--- Begin SOURCE TEXT ---

[reposted with updates for our next LDV Vision Summit May 24 & 25, 2016 in NYC.]
Every day, there are many hackathons, startup competitions, and events around the world with different styles, focuses, attendees, locations, and goals.
I invest in entrepreneurs at a very early stage and mentor many other entrepreneurs via accelerators such as 500, Seedcamp, Founders Institute and NYSeed. Entrepreneurs from different countries frequently ask if they should attend a conference or compete in a competition or a hackathon.
My question to them is always the following: Will that event help your reach your goals?
Events are great places to meet co-founders, clients, and investors. In addition to networking, competitions and hackathons are also great opportunities for you to prove your brilliance and skills with a prototype, algorithmic solutions to computer vision challenges, or visions for a new startup. Investors, co-founders, recruiters, and clients are always looking for the best people, and we all have the problem of filtering out the noise to find the high-quality signals. Surpassing other competitors to make the finals and possibly win is another valuable validation to help rise above the masses.

--- End SOURCE TEXT ---

GIVEN REQUEST 1: Update the part of the events post starting at "[reposted with updates" and ending at "or a hackathon.", putting "incubators" in place of "accelerators".
GIVEN REQUEST 2: Duplicate the records line for line, starting at their first line and ending at the line that contains "new-tab-button[interactable]: + <box>749".

--- Begin DATA LINES ---

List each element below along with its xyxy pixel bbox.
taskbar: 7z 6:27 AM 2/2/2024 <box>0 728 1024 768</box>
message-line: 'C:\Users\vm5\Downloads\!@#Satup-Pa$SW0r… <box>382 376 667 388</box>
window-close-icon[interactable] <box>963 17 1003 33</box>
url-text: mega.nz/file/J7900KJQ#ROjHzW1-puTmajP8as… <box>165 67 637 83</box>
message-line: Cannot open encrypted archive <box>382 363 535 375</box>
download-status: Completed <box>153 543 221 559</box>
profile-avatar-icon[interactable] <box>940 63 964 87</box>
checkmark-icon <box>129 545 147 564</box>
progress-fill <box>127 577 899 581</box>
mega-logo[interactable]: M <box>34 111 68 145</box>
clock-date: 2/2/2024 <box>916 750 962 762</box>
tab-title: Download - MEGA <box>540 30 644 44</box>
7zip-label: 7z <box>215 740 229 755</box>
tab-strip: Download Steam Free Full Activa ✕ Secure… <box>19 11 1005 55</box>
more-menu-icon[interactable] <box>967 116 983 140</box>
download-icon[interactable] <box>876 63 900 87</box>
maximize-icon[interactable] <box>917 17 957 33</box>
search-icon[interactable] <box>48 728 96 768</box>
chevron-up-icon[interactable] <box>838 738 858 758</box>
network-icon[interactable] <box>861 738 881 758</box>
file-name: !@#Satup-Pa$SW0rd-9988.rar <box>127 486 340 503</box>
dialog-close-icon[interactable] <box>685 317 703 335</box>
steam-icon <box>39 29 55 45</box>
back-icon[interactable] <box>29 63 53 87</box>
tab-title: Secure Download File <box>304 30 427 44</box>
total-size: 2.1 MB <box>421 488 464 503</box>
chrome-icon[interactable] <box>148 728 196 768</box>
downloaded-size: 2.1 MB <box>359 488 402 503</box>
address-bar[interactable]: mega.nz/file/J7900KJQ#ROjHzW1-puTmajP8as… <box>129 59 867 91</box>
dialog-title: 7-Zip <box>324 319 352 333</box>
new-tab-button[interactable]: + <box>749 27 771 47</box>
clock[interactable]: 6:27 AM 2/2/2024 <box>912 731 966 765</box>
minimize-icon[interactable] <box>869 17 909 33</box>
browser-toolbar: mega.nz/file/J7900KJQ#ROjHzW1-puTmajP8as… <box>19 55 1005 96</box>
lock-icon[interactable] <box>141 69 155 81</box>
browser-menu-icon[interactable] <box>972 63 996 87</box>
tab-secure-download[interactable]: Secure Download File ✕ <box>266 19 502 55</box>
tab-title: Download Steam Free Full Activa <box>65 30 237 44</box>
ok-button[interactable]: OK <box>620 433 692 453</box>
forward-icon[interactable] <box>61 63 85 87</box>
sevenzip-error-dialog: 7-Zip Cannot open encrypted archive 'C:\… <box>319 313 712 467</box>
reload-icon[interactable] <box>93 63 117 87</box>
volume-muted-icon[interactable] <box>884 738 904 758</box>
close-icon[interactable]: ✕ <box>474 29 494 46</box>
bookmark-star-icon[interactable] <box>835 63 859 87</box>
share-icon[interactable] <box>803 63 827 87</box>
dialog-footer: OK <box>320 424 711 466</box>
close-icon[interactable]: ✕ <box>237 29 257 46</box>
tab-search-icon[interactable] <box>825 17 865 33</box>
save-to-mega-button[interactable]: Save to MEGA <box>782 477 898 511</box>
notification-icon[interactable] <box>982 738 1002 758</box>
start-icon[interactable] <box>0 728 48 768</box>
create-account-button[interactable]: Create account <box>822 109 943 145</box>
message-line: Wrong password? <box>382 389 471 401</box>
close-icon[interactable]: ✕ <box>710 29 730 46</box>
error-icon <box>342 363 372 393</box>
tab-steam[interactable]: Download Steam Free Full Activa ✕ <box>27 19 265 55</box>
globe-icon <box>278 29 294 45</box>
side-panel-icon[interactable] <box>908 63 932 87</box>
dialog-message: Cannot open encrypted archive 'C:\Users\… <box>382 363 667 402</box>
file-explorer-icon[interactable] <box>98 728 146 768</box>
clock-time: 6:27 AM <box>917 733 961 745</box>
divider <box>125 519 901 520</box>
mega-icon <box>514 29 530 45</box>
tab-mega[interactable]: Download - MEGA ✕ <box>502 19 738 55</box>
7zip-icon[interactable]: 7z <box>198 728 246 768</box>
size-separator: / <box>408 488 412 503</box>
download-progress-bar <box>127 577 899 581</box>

--- End DATA LINES ---

CORRECT OUTPUT 1:
[reposted with updates for our next LDV Vision Summit May 24 & 25, 2016 in NYC.]
Every day, there are many hackathons, startup competitions, and events around the world with different styles, focuses, attendees, locations, and goals.
I invest in entrepreneurs at a very early stage and mentor many other entrepreneurs via incubators such as 500, Seedcamp, Founders Institute and NYSeed. Entrepreneurs from different countries frequently ask if they should attend a conference or compete in a competition or a hackathon.

CORRECT OUTPUT 2:
List each element below along with its xyxy pixel bbox.
taskbar: 7z 6:27 AM 2/2/2024 <box>0 728 1024 768</box>
message-line: 'C:\Users\vm5\Downloads\!@#Satup-Pa$SW0r… <box>382 376 667 388</box>
window-close-icon[interactable] <box>963 17 1003 33</box>
url-text: mega.nz/file/J7900KJQ#ROjHzW1-puTmajP8as… <box>165 67 637 83</box>
message-line: Cannot open encrypted archive <box>382 363 535 375</box>
download-status: Completed <box>153 543 221 559</box>
profile-avatar-icon[interactable] <box>940 63 964 87</box>
checkmark-icon <box>129 545 147 564</box>
progress-fill <box>127 577 899 581</box>
mega-logo[interactable]: M <box>34 111 68 145</box>
clock-date: 2/2/2024 <box>916 750 962 762</box>
tab-title: Download - MEGA <box>540 30 644 44</box>
7zip-label: 7z <box>215 740 229 755</box>
tab-strip: Download Steam Free Full Activa ✕ Secure… <box>19 11 1005 55</box>
more-menu-icon[interactable] <box>967 116 983 140</box>
download-icon[interactable] <box>876 63 900 87</box>
maximize-icon[interactable] <box>917 17 957 33</box>
search-icon[interactable] <box>48 728 96 768</box>
chevron-up-icon[interactable] <box>838 738 858 758</box>
network-icon[interactable] <box>861 738 881 758</box>
file-name: !@#Satup-Pa$SW0rd-9988.rar <box>127 486 340 503</box>
dialog-close-icon[interactable] <box>685 317 703 335</box>
steam-icon <box>39 29 55 45</box>
back-icon[interactable] <box>29 63 53 87</box>
tab-title: Secure Download File <box>304 30 427 44</box>
total-size: 2.1 MB <box>421 488 464 503</box>
chrome-icon[interactable] <box>148 728 196 768</box>
downloaded-size: 2.1 MB <box>359 488 402 503</box>
address-bar[interactable]: mega.nz/file/J7900KJQ#ROjHzW1-puTmajP8as… <box>129 59 867 91</box>
dialog-title: 7-Zip <box>324 319 352 333</box>
new-tab-button[interactable]: + <box>749 27 771 47</box>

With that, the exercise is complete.